▶ **What is being asked**: Reproduce all of the data exactly, with no line skipped.

(Stored dataset items)

-- begin --

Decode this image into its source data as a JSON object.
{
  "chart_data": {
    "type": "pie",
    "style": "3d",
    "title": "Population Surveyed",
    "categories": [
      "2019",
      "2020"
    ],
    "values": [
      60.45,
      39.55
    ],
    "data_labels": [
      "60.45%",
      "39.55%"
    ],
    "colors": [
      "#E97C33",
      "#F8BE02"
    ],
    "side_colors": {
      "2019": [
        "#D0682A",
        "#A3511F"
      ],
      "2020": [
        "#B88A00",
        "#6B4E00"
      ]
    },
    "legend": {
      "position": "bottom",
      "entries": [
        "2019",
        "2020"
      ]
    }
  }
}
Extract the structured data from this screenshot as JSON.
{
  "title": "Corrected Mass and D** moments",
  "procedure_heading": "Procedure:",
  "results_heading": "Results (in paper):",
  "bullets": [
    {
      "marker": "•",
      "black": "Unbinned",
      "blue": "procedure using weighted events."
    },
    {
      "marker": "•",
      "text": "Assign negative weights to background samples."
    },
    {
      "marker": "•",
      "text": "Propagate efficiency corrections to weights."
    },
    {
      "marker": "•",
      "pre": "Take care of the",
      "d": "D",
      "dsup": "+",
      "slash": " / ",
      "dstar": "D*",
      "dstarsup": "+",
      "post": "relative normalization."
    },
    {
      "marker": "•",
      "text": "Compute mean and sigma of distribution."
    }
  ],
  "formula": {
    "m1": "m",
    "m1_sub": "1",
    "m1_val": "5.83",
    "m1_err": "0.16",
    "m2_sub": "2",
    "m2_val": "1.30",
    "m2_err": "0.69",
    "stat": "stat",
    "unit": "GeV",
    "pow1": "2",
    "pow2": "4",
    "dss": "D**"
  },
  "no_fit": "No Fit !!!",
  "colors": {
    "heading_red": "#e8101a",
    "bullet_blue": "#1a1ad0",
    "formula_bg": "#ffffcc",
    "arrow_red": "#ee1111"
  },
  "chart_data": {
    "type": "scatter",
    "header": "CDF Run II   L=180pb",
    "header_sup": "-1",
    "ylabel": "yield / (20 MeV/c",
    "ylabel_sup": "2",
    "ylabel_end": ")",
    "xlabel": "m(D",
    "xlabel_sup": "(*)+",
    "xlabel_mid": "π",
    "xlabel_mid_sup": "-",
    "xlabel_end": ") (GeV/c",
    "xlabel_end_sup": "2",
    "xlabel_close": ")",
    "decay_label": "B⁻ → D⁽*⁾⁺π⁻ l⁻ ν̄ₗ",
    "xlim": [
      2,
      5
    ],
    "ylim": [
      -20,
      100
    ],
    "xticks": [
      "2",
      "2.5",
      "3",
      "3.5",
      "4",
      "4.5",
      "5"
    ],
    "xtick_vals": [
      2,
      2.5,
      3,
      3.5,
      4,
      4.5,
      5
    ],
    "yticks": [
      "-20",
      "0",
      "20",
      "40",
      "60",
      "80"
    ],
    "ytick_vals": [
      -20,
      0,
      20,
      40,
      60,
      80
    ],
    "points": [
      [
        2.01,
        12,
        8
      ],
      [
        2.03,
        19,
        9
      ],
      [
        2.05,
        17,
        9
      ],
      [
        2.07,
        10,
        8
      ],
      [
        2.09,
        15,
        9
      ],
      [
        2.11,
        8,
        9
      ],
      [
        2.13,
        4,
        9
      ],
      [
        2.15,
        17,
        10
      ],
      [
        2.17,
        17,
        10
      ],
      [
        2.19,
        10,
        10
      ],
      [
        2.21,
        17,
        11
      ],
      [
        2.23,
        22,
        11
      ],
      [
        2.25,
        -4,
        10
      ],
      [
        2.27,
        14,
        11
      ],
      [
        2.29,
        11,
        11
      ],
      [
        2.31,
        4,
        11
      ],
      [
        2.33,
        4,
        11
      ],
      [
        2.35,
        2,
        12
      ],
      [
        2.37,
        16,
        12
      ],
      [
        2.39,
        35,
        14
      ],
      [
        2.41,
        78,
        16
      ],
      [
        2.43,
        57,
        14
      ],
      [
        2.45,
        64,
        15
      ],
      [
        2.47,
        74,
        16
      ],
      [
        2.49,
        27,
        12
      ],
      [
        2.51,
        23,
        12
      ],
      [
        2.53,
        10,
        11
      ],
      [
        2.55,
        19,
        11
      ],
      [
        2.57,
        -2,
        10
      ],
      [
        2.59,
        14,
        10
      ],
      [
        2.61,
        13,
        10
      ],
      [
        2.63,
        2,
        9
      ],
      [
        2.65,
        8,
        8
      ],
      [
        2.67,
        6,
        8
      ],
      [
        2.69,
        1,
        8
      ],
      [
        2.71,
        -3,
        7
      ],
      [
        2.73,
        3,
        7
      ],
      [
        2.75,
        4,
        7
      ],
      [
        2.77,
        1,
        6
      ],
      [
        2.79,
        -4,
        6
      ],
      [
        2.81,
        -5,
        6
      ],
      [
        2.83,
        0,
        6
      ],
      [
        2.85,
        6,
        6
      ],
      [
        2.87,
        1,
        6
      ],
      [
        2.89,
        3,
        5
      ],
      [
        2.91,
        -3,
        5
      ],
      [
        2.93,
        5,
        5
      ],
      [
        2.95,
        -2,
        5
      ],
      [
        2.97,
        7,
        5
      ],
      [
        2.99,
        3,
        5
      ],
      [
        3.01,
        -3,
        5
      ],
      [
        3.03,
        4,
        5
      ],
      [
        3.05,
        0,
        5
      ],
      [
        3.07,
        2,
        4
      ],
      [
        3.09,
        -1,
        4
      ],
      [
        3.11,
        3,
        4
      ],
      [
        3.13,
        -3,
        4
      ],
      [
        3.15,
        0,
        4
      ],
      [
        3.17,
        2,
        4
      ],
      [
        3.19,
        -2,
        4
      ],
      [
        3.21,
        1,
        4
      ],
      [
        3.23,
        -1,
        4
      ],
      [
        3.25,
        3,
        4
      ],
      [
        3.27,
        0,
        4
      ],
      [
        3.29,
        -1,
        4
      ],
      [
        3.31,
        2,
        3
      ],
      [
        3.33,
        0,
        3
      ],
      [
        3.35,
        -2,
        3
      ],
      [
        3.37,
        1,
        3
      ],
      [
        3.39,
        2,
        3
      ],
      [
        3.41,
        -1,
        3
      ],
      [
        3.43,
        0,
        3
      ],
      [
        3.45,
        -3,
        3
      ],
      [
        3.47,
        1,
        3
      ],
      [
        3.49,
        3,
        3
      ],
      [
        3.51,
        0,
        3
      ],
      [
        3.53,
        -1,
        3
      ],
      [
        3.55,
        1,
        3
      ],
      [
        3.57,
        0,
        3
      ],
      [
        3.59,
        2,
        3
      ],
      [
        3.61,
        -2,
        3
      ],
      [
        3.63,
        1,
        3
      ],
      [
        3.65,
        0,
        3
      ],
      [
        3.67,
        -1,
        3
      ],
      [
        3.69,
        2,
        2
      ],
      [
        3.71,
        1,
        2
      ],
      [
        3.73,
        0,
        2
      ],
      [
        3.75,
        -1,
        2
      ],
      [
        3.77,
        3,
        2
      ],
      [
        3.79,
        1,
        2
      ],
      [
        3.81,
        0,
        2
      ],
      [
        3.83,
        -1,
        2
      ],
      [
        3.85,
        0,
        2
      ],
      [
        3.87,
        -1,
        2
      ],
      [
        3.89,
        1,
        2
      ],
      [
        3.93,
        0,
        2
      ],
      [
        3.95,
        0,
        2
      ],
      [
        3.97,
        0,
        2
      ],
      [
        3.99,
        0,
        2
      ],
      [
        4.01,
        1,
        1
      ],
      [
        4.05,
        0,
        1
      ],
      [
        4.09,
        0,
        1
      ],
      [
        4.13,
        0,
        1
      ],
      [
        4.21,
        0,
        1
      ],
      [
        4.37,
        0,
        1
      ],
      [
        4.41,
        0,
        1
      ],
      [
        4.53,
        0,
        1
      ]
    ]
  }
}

-- end --

▶ **Answer below**:
Decode this image into its source data as a JSON object.
{
  "chart_data": {
    "type": "pie",
    "style": "3d",
    "title": "Population Surveyed",
    "categories": [
      "2019",
      "2020"
    ],
    "values": [
      60.45,
      39.55
    ],
    "data_labels": [
      "60.45%",
      "39.55%"
    ],
    "colors": [
      "#E97C33",
      "#F8BE02"
    ],
    "side_colors": {
      "2019": [
        "#D0682A",
        "#A3511F"
      ],
      "2020": [
        "#B88A00",
        "#6B4E00"
      ]
    },
    "legend": {
      "position": "bottom",
      "entries": [
        "2019",
        "2020"
      ]
    }
  }
}
Extract the structured data from this screenshot as JSON.
{
  "title": "Corrected Mass and D** moments",
  "procedure_heading": "Procedure:",
  "results_heading": "Results (in paper):",
  "bullets": [
    {
      "marker": "•",
      "black": "Unbinned",
      "blue": "procedure using weighted events."
    },
    {
      "marker": "•",
      "text": "Assign negative weights to background samples."
    },
    {
      "marker": "•",
      "text": "Propagate efficiency corrections to weights."
    },
    {
      "marker": "•",
      "pre": "Take care of the",
      "d": "D",
      "dsup": "+",
      "slash": " / ",
      "dstar": "D*",
      "dstarsup": "+",
      "post": "relative normalization."
    },
    {
      "marker": "•",
      "text": "Compute mean and sigma of distribution."
    }
  ],
  "formula": {
    "m1": "m",
    "m1_sub": "1",
    "m1_val": "5.83",
    "m1_err": "0.16",
    "m2_sub": "2",
    "m2_val": "1.30",
    "m2_err": "0.69",
    "stat": "stat",
    "unit": "GeV",
    "pow1": "2",
    "pow2": "4",
    "dss": "D**"
  },
  "no_fit": "No Fit !!!",
  "colors": {
    "heading_red": "#e8101a",
    "bullet_blue": "#1a1ad0",
    "formula_bg": "#ffffcc",
    "arrow_red": "#ee1111"
  },
  "chart_data": {
    "type": "scatter",
    "header": "CDF Run II   L=180pb",
    "header_sup": "-1",
    "ylabel": "yield / (20 MeV/c",
    "ylabel_sup": "2",
    "ylabel_end": ")",
    "xlabel": "m(D",
    "xlabel_sup": "(*)+",
    "xlabel_mid": "π",
    "xlabel_mid_sup": "-",
    "xlabel_end": ") (GeV/c",
    "xlabel_end_sup": "2",
    "xlabel_close": ")",
    "decay_label": "B⁻ → D⁽*⁾⁺π⁻ l⁻ ν̄ₗ",
    "xlim": [
      2,
      5
    ],
    "ylim": [
      -20,
      100
    ],
    "xticks": [
      "2",
      "2.5",
      "3",
      "3.5",
      "4",
      "4.5",
      "5"
    ],
    "xtick_vals": [
      2,
      2.5,
      3,
      3.5,
      4,
      4.5,
      5
    ],
    "yticks": [
      "-20",
      "0",
      "20",
      "40",
      "60",
      "80"
    ],
    "ytick_vals": [
      -20,
      0,
      20,
      40,
      60,
      80
    ],
    "points": [
      [
        2.01,
        12,
        8
      ],
      [
        2.03,
        19,
        9
      ],
      [
        2.05,
        17,
        9
      ],
      [
        2.07,
        10,
        8
      ],
      [
        2.09,
        15,
        9
      ],
      [
        2.11,
        8,
        9
      ],
      [
        2.13,
        4,
        9
      ],
      [
        2.15,
        17,
        10
      ],
      [
        2.17,
        17,
        10
      ],
      [
        2.19,
        10,
        10
      ],
      [
        2.21,
        17,
        11
      ],
      [
        2.23,
        22,
        11
      ],
      [
        2.25,
        -4,
        10
      ],
      [
        2.27,
        14,
        11
      ],
      [
        2.29,
        11,
        11
      ],
      [
        2.31,
        4,
        11
      ],
      [
        2.33,
        4,
        11
      ],
      [
        2.35,
        2,
        12
      ],
      [
        2.37,
        16,
        12
      ],
      [
        2.39,
        35,
        14
      ],
      [
        2.41,
        78,
        16
      ],
      [
        2.43,
        57,
        14
      ],
      [
        2.45,
        64,
        15
      ],
      [
        2.47,
        74,
        16
      ],
      [
        2.49,
        27,
        12
      ],
      [
        2.51,
        23,
        12
      ],
      [
        2.53,
        10,
        11
      ],
      [
        2.55,
        19,
        11
      ],
      [
        2.57,
        -2,
        10
      ],
      [
        2.59,
        14,
        10
      ],
      [
        2.61,
        13,
        10
      ],
      [
        2.63,
        2,
        9
      ],
      [
        2.65,
        8,
        8
      ],
      [
        2.67,
        6,
        8
      ],
      [
        2.69,
        1,
        8
      ],
      [
        2.71,
        -3,
        7
      ],
      [
        2.73,
        3,
        7
      ],
      [
        2.75,
        4,
        7
      ],
      [
        2.77,
        1,
        6
      ],
      [
        2.79,
        -4,
        6
      ],
      [
        2.81,
        -5,
        6
      ],
      [
        2.83,
        0,
        6
      ],
      [
        2.85,
        6,
        6
      ],
      [
        2.87,
        1,
        6
      ],
      [
        2.89,
        3,
        5
      ],
      [
        2.91,
        -3,
        5
      ],
      [
        2.93,
        5,
        5
      ],
      [
        2.95,
        -2,
        5
      ],
      [
        2.97,
        7,
        5
      ],
      [
        2.99,
        3,
        5
      ],
      [
        3.01,
        -3,
        5
      ],
      [
        3.03,
        4,
        5
      ],
      [
        3.05,
        0,
        5
      ],
      [
        3.07,
        2,
        4
      ],
      [
        3.09,
        -1,
        4
      ],
      [
        3.11,
        3,
        4
      ],
      [
        3.13,
        -3,
        4
      ],
      [
        3.15,
        0,
        4
      ],
      [
        3.17,
        2,
        4
      ],
      [
        3.19,
        -2,
        4
      ],
      [
        3.21,
        1,
        4
      ],
      [
        3.23,
        -1,
        4
      ],
      [
        3.25,
        3,
        4
      ],
      [
        3.27,
        0,
        4
      ],
      [
        3.29,
        -1,
        4
      ],
      [
        3.31,
        2,
        3
      ],
      [
        3.33,
        0,
        3
      ],
      [
        3.35,
        -2,
        3
      ],
      [
        3.37,
        1,
        3
      ],
      [
        3.39,
        2,
        3
      ],
      [
        3.41,
        -1,
        3
      ],
      [
        3.43,
        0,
        3
      ],
      [
        3.45,
        -3,
        3
      ],
      [
        3.47,
        1,
        3
      ],
      [
        3.49,
        3,
        3
      ],
      [
        3.51,
        0,
        3
      ],
      [
        3.53,
        -1,
        3
      ],
      [
        3.55,
        1,
        3
      ],
      [
        3.57,
        0,
        3
      ],
      [
        3.59,
        2,
        3
      ],
      [
        3.61,
        -2,
        3
      ],
      [
        3.63,
        1,
        3
      ],
      [
        3.65,
        0,
        3
      ],
      [
        3.67,
        -1,
        3
      ],
      [
        3.69,
        2,
        2
      ],
      [
        3.71,
        1,
        2
      ],
      [
        3.73,
        0,
        2
      ],
      [
        3.75,
        -1,
        2
      ],
      [
        3.77,
        3,
        2
      ],
      [
        3.79,
        1,
        2
      ],
      [
        3.81,
        0,
        2
      ],
      [
        3.83,
        -1,
        2
      ],
      [
        3.85,
        0,
        2
      ],
      [
        3.87,
        -1,
        2
      ],
      [
        3.89,
        1,
        2
      ],
      [
        3.93,
        0,
        2
      ],
      [
        3.95,
        0,
        2
      ],
      [
        3.97,
        0,
        2
      ],
      [
        3.99,
        0,
        2
      ],
      [
        4.01,
        1,
        1
      ],
      [
        4.05,
        0,
        1
      ],
      [
        4.09,
        0,
        1
      ],
      [
        4.13,
        0,
        1
      ],
      [
        4.21,
        0,
        1
      ],
      [
        4.37,
        0,
        1
      ],
      [
        4.41,
        0,
        1
      ],
      [
        4.53,
        0,
        1
      ]
    ]
  }
}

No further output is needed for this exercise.